__READING PASSAGE__.
######

This phrase was added to Part II, Article 26 as a result of the Constitutional Convention in 1964. See Journal of Constitutional Convention 305, 317 (1964). Prior to the 1964 amendment, senate districts were apportioned on the basis of taxes, not population. See Levitt v. Maynard, 104 N.H. 243, 245 (1962). "New Hampshire [was] the only state which . . . carried the principle of no taxation without representation to its ultimate conclusion. Its Senate districts [were] determined by the proportion of direct taxes paid by the said districts." Id. (quotations omitted). Prior to 1964, Part II, Article 26 read as follows:
And that the state may be equally represented in the senate, the legislature shall, from time to time divide the state into twenty-four districts, as nearly equal as may be without dividing towns and unincorporated places; and in making this division, they shall govern themselves by the proportion of direct taxes paid by the said districts, and timely make known to the inhabitants of the state the limits of each district.
Id. (quotation omitted).
Even though the constitution required redistricting, before the 1964 amendment the legislature rarely redistricted the senate. Indeed, senate districts drawn in 1915 were not redrawn until 1961. See id.
In 1964, a resolution was introduced at the Constitutional Convention seeking to change the basis for senate apportionment from taxes to population. The matter came to the convention "[a]s a result of recent decisions by the United States Supreme Court" and the concern that "[i]t [was] only a matter of time before our system of apportioning State Senate Districts according to taxable property" was declared unconstitutional. Journal of Constitutional Convention, supra at 48.
Approximately one week after the convention began, the United States District Court for the District of New Hampshire issued its opinion in Levitt v. Stark, 233 F. Supp. 566 (D.N.H. 1964). In Levitt, the federal court stated that it "entertain[ed] serious doubt of the federal constitutional validity of the New Hampshire method for selecting the members of the legislature." Levitt, 233 F. Supp. at 569. The court noted, however, that the United States Supreme Court had not yet held that both houses of a bicameral state legislature had to be apportioned on the basis of population, and intimated that if only one of the houses of the New Hampshire Legislature were apportioned on the basis of population, the other house might survive federal court scrutiny. Id.

######

__REQUIRED TASK 1__. Output the records exactly as they appear, from the start of the records through the line that contains "The hexagonal socket 132 is at (388, 351).", both ends included, and leave the pictures out.

Stored records:
######

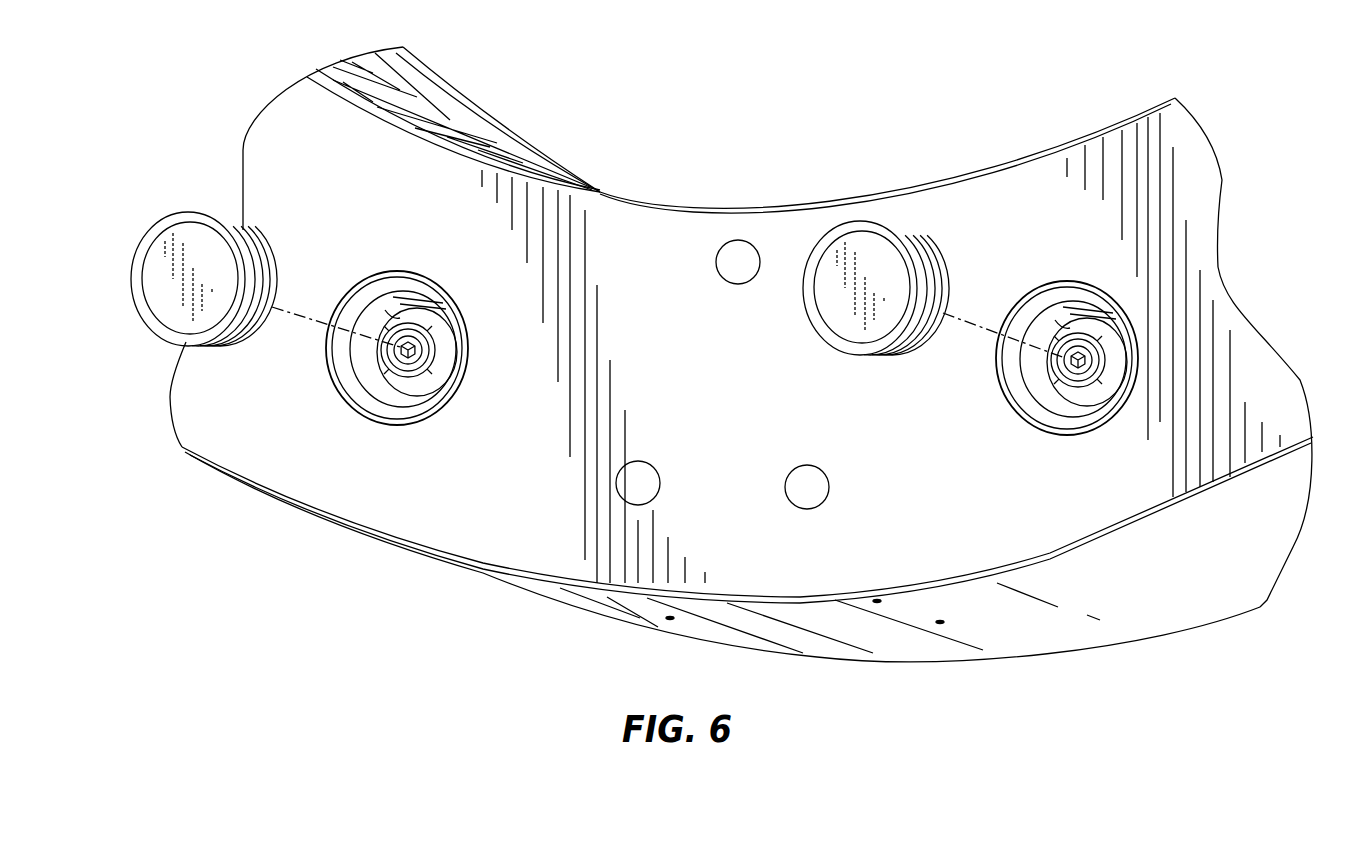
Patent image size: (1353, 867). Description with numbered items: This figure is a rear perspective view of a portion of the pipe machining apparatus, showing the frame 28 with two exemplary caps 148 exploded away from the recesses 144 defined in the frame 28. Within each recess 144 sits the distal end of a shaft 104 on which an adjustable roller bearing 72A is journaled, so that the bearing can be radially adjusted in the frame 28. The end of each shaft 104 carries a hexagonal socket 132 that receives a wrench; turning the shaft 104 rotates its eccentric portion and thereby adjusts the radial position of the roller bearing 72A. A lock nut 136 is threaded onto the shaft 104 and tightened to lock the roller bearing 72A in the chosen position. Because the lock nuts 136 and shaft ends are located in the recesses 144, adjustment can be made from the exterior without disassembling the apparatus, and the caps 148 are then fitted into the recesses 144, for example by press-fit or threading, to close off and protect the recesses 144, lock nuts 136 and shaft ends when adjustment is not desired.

The frame 28 is at (645, 233).
The cap 148 is at (191, 240).
The adjustable roller bearing 72A is at (377, 403).
The recess 144 is at (390, 297).
The lock nut 136 is at (457, 367).
The shaft 104 is at (460, 317).
The hexagonal socket 132 is at (388, 351).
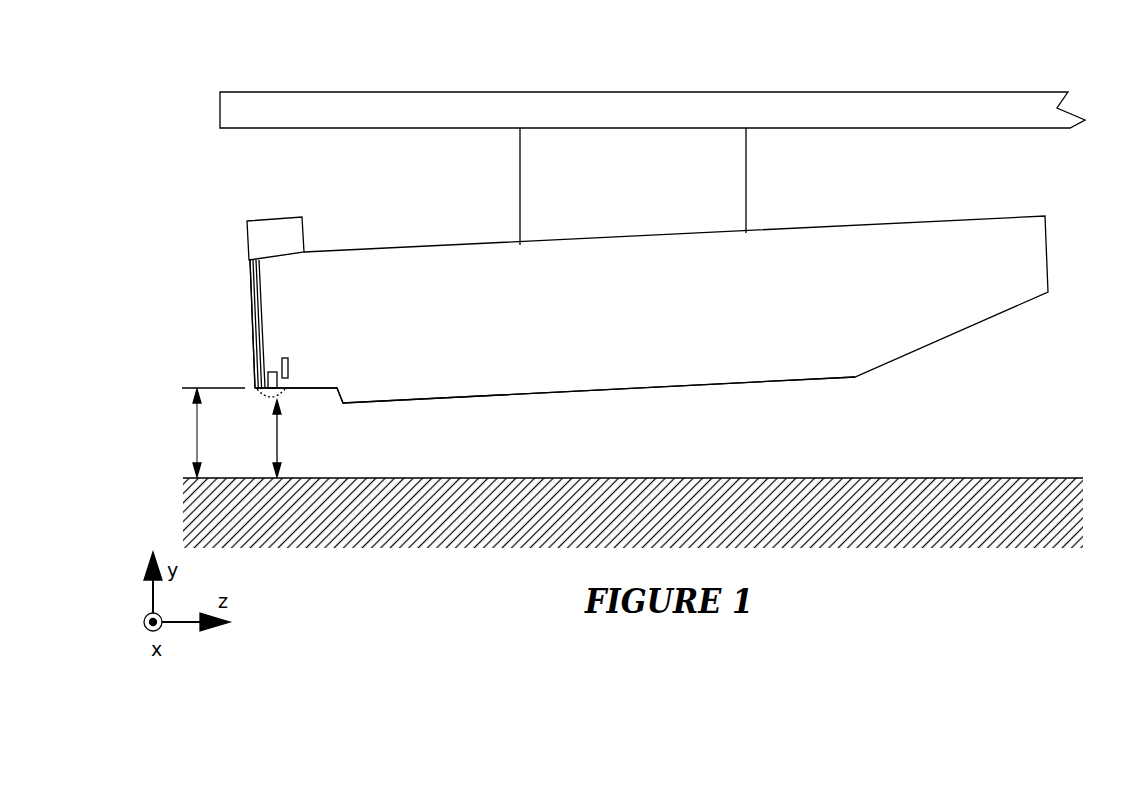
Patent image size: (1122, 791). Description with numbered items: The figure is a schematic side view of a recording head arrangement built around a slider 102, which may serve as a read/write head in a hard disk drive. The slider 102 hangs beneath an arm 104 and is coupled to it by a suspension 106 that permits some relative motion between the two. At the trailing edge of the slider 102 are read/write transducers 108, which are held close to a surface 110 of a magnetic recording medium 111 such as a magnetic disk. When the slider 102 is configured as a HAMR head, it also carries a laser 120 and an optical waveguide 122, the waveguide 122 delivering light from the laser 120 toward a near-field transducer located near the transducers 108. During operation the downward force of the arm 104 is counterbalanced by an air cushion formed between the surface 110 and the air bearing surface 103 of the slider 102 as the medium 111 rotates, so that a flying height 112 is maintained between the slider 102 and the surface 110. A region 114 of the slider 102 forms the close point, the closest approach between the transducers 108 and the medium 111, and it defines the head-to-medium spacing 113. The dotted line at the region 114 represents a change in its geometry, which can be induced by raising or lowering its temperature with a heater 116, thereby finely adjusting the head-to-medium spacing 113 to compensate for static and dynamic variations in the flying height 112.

The slider 102 is at (912, 232).
The air bearing surface 103 is at (465, 402).
The arm 104 is at (978, 100).
The suspension 106 is at (746, 175).
The read/write transducers 108 is at (262, 368).
The surface 110 is at (917, 478).
The magnetic recording medium 111 is at (935, 533).
The flying height 112 is at (195, 432).
The head-to-medium spacing 113 is at (255, 438).
The region 114 is at (285, 398).
The heater 116 is at (285, 357).
The laser 120 is at (275, 230).
The optical waveguide 122 is at (257, 292).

######

__REQUIRED TASK 2__. In the passage on New Hampshire senate apportionment, senate districts drawn in which year were not redrawn until 1961?

__EXPECTED OUTPUT 1__.
Patent image size: (1353, 867). Description with numbered items: This figure is a rear perspective view of a portion of the pipe machining apparatus, showing the frame 28 with two exemplary caps 148 exploded away from the recesses 144 defined in the frame 28. Within each recess 144 sits the distal end of a shaft 104 on which an adjustable roller bearing 72A is journaled, so that the bearing can be radially adjusted in the frame 28. The end of each shaft 104 carries a hexagonal socket 132 that receives a wrench; turning the shaft 104 rotates its eccentric portion and thereby adjusts the radial position of the roller bearing 72A. A lock nut 136 is threaded onto the shaft 104 and tightened to lock the roller bearing 72A in the chosen position. Because the lock nuts 136 and shaft ends are located in the recesses 144, adjustment can be made from the exterior without disassembling the apparatus, and the caps 148 are then fitted into the recesses 144, for example by press-fit or threading, to close off and protect the recesses 144, lock nuts 136 and shaft ends when adjustment is not desired.

The frame 28 is at (645, 233).
The cap 148 is at (191, 240).
The adjustable roller bearing 72A is at (377, 403).
The recess 144 is at (390, 297).
The lock nut 136 is at (457, 367).
The shaft 104 is at (460, 317).
The hexagonal socket 132 is at (388, 351).

__EXPECTED OUTPUT 2__. 1915